# [BRANO MOSTRATO]
----

Sono i tornei che ci ricordano come anni di lavoro possono essere bruciati per un ritardo infinitesimale nel dare un colpo. Non importa quante migliaia di colpi siano stati provati negli innumerevoli allenamenti.
Sono i tornei che ci fanno scendere da quelle pedane immaginarie che ci creiamo nelle nostre ristrette realtà a porte chiuse.
Sono i tornei che ti aprono "un mondo".
Sono i tornei che ti sbattono di fronte la realtà. Quanto ti sei allenato e quanto ci hai dedicato.
Il dio del combattimento è insensibile alle suppliche e avaro nell'elargire premi.
Non esistono giustificazioni di fronte ad un colpo che ti arriva dritto in piena faccia senza che tu sia riuscito manco a vederlo.
"Ero stanco", "ero distratto", "mi faceva male questo o quello", "mi ingombravano le protezioni". Sono solo cazzate che ci diciamo per attenuare la delusione della sconfitta.
Perché in fin dei conti, il vero scopo di un torneo non è combattere con qualcun altro.
Scendiamo nel quadrato per combattere con noi stessi. L'avversario è solo il mezzo, unico e necessario, per fare da tramite con la nostra immagine speculare.
Siamo noi l'avversario da sconfiggere e da domare.
Una volta raggiunta questa consapevolezza, questo stato di "pace mentale" il più è fatto.

Allora, e solo allora, il dio del combattimento (avaro ma giusto) ci darà quel che ci spetta.

----

# [DATI FORNITI]
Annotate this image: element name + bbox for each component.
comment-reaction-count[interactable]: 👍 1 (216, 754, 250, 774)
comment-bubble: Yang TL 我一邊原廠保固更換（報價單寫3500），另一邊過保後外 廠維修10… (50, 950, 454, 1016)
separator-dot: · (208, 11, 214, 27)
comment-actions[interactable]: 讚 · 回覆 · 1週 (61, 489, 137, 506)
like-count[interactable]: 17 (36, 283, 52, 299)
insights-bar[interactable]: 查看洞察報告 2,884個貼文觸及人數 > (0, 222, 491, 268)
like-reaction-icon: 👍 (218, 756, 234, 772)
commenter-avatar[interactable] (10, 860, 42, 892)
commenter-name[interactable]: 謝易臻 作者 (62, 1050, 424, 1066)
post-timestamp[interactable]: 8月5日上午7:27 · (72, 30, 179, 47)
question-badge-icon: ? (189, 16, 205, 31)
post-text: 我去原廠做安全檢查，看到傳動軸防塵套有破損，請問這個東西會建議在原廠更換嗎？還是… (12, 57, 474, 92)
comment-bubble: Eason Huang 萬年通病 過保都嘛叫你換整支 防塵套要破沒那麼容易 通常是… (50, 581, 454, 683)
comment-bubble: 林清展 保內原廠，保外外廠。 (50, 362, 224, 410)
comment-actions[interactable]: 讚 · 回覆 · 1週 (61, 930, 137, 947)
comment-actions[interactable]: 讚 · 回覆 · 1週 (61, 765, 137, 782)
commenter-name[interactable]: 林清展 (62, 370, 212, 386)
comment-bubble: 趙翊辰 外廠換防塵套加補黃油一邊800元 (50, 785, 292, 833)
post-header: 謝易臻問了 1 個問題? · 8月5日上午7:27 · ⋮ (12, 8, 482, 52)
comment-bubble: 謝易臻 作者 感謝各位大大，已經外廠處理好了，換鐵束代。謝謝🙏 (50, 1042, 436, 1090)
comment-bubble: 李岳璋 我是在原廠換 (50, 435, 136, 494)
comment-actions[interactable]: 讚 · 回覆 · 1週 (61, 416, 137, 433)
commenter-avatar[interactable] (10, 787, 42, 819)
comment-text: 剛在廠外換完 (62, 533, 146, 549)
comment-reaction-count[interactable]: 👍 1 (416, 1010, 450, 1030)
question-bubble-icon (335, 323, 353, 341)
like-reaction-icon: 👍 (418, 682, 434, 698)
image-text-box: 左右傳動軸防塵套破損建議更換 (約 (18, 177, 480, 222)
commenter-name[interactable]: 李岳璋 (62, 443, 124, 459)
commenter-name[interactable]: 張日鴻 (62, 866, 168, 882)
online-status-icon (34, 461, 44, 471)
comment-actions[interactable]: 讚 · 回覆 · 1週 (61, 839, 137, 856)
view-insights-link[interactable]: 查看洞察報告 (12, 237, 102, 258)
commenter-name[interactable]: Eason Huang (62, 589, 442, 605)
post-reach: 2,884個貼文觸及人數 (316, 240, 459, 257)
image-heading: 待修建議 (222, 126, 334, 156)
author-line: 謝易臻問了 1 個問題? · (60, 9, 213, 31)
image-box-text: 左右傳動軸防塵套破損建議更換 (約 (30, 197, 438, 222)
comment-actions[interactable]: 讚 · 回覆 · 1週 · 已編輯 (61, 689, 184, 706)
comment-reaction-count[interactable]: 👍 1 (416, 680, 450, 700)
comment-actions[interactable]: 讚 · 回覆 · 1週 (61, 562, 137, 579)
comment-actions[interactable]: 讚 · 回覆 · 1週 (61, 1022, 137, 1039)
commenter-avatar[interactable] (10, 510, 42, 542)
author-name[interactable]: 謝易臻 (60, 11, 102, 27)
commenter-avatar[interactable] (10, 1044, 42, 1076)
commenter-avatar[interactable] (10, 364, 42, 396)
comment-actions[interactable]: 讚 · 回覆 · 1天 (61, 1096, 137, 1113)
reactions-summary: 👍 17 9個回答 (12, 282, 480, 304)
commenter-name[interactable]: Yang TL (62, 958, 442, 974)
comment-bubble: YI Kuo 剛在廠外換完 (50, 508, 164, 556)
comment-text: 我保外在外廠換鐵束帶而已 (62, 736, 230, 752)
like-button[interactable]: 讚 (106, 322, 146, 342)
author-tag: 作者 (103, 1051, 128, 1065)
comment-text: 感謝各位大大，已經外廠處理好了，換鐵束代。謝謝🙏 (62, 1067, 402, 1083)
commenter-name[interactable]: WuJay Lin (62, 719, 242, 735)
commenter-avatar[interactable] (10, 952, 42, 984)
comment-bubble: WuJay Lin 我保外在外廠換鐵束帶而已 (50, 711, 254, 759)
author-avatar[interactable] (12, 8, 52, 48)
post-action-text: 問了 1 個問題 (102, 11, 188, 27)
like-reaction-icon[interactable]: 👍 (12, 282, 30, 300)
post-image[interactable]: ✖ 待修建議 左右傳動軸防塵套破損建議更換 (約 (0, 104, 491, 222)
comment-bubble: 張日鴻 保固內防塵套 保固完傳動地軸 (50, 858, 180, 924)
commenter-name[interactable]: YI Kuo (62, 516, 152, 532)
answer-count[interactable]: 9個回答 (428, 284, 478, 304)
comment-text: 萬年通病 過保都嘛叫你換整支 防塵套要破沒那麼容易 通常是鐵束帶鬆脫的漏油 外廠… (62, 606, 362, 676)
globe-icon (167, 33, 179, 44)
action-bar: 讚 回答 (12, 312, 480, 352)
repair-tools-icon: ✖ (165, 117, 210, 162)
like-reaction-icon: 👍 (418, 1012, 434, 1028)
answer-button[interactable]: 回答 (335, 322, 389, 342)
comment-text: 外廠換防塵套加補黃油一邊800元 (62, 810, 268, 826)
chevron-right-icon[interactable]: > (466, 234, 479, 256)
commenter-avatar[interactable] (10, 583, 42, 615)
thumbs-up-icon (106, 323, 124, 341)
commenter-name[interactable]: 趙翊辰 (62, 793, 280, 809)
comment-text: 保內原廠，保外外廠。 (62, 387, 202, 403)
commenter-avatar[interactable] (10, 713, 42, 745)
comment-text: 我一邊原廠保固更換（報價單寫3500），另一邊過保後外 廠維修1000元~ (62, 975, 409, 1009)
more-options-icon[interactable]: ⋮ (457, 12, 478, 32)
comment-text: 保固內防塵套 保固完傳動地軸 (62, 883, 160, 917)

----

# [LE TUE ISTRUZIONI]
Indica qual è, secondo il brano sui tornei, il vero scopo di un torneo.

# [RISULTATO DELL'ESERCIZIO]
Il vero scopo di un torneo è combattere con noi stessi, non con qualcun altro.